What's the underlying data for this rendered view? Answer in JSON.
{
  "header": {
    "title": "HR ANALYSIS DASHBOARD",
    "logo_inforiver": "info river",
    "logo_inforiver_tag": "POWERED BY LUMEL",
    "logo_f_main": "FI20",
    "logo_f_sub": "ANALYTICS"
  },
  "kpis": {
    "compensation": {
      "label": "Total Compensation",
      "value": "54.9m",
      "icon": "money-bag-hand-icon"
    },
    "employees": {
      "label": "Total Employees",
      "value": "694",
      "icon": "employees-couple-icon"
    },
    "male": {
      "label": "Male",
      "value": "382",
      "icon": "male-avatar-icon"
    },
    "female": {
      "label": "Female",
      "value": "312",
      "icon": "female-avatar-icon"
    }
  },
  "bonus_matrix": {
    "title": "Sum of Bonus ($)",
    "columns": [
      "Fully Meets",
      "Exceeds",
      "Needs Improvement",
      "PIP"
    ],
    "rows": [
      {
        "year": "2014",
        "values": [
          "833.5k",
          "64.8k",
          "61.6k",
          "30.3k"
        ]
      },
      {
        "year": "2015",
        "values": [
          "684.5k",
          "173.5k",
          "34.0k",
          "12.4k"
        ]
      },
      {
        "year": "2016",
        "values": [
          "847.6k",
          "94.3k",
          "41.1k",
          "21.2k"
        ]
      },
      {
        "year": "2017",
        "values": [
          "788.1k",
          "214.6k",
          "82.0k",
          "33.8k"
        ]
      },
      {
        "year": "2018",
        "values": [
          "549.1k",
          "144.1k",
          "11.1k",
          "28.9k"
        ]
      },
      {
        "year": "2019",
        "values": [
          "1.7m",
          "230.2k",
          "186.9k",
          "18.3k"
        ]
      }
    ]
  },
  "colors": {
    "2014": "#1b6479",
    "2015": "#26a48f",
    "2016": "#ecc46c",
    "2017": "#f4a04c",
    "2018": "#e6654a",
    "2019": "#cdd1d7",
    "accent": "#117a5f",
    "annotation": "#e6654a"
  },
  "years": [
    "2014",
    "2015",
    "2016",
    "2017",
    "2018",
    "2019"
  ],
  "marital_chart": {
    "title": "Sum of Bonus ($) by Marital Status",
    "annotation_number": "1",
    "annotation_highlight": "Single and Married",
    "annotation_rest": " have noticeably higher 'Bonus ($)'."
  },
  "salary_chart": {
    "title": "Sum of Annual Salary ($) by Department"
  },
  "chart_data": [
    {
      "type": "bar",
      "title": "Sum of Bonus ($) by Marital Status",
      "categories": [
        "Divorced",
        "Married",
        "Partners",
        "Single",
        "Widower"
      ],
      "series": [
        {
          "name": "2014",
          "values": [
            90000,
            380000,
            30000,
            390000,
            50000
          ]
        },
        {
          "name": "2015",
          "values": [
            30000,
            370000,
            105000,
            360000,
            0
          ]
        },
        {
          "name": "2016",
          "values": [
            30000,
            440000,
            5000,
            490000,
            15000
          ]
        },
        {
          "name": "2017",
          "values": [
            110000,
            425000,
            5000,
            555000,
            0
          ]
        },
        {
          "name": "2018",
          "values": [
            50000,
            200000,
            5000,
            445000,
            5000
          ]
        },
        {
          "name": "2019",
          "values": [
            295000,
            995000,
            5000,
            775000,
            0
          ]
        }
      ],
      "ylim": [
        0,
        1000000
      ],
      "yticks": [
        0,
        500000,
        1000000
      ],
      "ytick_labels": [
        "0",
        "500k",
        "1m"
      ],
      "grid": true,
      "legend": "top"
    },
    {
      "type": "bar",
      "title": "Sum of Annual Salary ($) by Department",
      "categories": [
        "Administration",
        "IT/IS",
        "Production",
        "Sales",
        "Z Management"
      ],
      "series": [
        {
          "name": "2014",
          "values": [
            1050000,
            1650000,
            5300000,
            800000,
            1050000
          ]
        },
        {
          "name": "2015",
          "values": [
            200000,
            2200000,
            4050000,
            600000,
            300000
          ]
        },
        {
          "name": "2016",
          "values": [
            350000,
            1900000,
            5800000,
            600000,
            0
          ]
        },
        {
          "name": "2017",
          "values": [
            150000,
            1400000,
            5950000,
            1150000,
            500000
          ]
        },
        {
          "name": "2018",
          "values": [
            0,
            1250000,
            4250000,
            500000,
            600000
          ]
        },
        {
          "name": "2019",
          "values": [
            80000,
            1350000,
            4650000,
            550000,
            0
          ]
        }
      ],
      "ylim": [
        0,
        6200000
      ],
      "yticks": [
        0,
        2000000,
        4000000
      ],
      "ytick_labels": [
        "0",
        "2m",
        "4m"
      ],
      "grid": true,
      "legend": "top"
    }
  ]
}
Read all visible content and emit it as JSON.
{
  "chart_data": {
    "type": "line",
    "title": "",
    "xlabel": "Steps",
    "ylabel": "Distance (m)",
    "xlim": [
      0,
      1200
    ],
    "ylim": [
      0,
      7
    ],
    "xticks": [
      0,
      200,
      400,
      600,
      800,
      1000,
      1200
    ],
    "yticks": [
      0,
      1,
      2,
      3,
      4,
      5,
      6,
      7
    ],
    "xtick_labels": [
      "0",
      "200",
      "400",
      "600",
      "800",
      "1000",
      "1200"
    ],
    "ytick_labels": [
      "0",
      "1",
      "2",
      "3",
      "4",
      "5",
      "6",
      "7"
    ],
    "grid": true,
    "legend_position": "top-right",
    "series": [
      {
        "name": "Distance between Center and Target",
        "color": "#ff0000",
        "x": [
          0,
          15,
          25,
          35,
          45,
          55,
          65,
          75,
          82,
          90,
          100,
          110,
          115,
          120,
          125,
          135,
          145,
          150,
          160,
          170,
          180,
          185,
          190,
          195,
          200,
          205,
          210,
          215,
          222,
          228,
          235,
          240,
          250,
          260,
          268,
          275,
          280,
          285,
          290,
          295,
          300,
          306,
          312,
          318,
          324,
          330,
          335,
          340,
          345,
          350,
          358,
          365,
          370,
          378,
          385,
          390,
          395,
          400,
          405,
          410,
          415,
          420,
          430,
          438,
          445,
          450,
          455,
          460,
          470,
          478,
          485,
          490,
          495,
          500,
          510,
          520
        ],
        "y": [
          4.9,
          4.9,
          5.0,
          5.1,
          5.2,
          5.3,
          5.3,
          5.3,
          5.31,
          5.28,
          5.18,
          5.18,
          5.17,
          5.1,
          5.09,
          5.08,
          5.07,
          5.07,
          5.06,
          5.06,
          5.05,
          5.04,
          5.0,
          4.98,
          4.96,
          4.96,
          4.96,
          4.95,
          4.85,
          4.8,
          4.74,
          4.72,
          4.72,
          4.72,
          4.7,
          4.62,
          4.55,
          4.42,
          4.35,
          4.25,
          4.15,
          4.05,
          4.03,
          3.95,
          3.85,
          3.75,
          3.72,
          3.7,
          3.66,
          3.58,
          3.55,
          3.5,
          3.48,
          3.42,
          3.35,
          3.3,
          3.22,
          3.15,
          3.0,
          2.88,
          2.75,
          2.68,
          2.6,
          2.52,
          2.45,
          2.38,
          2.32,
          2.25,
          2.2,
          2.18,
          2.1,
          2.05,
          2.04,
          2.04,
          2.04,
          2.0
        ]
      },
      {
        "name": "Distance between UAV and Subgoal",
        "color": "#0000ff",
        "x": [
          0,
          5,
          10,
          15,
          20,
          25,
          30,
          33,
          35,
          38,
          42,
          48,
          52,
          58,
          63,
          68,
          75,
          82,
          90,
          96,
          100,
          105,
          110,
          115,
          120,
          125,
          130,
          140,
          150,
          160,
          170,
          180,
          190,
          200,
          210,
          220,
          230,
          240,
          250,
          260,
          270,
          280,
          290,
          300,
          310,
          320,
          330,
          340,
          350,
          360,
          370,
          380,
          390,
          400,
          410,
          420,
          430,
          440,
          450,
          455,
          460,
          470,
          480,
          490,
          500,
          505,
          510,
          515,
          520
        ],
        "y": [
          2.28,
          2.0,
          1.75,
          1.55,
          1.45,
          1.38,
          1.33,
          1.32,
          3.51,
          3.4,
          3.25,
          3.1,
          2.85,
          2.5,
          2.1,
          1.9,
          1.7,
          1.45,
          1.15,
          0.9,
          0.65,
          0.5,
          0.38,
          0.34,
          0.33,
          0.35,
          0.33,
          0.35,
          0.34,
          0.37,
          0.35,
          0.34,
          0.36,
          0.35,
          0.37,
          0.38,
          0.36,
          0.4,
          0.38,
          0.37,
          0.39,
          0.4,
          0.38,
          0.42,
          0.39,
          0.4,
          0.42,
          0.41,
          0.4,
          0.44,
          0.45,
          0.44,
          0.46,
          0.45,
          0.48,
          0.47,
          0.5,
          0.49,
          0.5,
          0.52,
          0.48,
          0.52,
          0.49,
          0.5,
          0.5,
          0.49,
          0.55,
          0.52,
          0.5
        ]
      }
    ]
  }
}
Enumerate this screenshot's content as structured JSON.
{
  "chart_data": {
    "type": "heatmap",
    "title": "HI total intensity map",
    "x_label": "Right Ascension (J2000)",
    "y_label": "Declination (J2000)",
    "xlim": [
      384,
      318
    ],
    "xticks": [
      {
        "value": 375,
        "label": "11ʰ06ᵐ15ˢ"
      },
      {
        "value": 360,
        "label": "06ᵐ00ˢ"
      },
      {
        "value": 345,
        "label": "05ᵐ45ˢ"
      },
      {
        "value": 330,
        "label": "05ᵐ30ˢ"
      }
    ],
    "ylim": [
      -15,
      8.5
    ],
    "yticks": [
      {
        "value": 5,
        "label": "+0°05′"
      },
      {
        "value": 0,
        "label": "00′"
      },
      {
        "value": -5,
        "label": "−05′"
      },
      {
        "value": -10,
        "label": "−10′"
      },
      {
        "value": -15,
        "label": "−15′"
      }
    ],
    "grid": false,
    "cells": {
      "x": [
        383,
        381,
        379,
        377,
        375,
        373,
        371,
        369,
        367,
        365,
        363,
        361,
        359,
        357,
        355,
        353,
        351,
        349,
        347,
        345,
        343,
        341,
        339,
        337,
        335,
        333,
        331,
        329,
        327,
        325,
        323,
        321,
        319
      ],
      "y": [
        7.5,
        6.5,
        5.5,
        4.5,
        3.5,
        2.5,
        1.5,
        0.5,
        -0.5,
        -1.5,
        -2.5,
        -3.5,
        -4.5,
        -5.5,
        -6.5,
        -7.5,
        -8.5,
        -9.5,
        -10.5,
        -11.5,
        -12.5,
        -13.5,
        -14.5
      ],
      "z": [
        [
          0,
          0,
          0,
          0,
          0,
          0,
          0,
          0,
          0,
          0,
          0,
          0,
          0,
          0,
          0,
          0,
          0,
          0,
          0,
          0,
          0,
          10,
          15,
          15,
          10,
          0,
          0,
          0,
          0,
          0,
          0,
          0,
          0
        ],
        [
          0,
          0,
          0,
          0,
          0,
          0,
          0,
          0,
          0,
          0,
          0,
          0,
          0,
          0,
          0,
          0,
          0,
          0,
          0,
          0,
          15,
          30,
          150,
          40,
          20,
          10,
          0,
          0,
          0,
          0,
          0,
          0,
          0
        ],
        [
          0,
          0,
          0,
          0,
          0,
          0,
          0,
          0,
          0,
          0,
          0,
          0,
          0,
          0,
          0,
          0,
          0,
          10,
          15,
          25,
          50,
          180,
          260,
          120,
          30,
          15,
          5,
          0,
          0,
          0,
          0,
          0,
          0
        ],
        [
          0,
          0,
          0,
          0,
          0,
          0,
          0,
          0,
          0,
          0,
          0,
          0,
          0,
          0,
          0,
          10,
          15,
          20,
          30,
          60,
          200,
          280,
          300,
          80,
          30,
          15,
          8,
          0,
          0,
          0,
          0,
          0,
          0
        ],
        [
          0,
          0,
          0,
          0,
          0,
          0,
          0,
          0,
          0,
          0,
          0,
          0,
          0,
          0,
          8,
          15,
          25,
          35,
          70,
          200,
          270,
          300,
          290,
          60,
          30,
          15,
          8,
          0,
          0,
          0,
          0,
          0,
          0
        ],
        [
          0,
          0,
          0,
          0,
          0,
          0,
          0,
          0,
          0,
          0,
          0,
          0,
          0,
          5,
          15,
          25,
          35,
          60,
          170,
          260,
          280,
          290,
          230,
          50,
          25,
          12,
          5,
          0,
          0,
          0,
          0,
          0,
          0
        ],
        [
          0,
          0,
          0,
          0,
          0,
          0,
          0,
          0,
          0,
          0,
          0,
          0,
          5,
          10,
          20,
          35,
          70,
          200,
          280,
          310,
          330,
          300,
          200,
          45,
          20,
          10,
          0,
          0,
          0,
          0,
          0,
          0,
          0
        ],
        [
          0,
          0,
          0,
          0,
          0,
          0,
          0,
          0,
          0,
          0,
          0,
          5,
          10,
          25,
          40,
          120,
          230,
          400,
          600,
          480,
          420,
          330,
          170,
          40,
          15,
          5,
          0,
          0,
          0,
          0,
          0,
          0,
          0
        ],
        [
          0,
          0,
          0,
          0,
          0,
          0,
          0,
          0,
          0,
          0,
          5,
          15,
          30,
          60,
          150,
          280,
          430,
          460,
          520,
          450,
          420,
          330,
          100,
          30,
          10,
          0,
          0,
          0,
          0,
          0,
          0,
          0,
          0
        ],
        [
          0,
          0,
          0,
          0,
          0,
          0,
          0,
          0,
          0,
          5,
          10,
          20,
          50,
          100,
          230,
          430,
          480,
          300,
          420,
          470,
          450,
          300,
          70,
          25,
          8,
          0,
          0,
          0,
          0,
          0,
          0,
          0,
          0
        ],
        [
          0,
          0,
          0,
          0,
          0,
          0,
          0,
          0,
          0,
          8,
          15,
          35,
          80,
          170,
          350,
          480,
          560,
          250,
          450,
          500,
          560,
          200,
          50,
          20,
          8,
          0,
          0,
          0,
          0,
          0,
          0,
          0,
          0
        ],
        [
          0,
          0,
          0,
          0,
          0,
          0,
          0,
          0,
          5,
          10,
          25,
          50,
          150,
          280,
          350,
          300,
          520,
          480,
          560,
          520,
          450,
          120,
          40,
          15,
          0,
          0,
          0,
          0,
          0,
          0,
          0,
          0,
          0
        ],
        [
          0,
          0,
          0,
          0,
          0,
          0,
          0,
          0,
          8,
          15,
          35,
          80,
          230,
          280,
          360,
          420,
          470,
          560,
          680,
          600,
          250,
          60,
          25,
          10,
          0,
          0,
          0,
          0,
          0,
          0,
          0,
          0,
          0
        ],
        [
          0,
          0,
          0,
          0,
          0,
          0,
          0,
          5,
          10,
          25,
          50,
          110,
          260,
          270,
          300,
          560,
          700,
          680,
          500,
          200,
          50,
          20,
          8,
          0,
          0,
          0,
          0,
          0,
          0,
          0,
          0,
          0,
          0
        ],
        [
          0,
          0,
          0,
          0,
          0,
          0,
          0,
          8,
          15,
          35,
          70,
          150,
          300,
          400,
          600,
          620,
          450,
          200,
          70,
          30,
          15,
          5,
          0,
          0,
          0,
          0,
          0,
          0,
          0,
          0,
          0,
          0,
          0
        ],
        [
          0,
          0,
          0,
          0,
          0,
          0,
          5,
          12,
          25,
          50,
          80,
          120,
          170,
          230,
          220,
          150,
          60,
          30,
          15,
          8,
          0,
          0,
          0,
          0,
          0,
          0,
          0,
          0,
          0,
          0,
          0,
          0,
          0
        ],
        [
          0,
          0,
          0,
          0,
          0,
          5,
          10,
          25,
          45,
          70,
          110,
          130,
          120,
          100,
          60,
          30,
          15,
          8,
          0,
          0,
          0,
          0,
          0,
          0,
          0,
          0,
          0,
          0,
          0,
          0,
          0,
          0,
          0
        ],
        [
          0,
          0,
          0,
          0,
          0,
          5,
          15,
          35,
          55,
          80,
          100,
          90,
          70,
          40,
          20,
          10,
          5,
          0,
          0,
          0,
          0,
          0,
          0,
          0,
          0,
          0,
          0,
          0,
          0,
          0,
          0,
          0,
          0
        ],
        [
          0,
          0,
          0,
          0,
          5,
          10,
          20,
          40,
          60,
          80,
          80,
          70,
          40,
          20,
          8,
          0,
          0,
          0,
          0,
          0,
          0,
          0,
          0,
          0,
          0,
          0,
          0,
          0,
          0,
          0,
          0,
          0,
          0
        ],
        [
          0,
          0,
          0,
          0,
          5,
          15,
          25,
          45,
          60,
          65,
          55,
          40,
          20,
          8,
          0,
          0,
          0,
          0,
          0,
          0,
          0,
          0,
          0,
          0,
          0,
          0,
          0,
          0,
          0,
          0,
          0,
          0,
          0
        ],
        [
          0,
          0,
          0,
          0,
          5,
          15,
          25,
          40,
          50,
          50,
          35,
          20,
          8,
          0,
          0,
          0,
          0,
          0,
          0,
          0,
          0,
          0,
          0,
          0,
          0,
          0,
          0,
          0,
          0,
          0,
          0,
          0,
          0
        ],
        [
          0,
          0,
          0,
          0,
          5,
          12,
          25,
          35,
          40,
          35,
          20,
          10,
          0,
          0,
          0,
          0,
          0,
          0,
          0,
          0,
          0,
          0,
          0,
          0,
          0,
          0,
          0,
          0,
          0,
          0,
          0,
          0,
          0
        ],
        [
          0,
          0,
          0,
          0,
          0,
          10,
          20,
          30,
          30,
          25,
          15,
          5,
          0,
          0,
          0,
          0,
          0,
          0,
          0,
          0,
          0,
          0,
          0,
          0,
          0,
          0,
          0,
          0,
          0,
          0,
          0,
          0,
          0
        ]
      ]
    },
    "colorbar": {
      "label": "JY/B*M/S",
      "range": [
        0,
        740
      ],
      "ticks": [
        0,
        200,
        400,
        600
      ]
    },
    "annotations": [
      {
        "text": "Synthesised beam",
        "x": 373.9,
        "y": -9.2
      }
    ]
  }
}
------------
> [Task details] From the data, pick out every line that includes "Annual".

> [Exercise output]
    "title": "Sum of Annual Salary ($) by Department"
      "title": "Sum of Annual Salary ($) by Department",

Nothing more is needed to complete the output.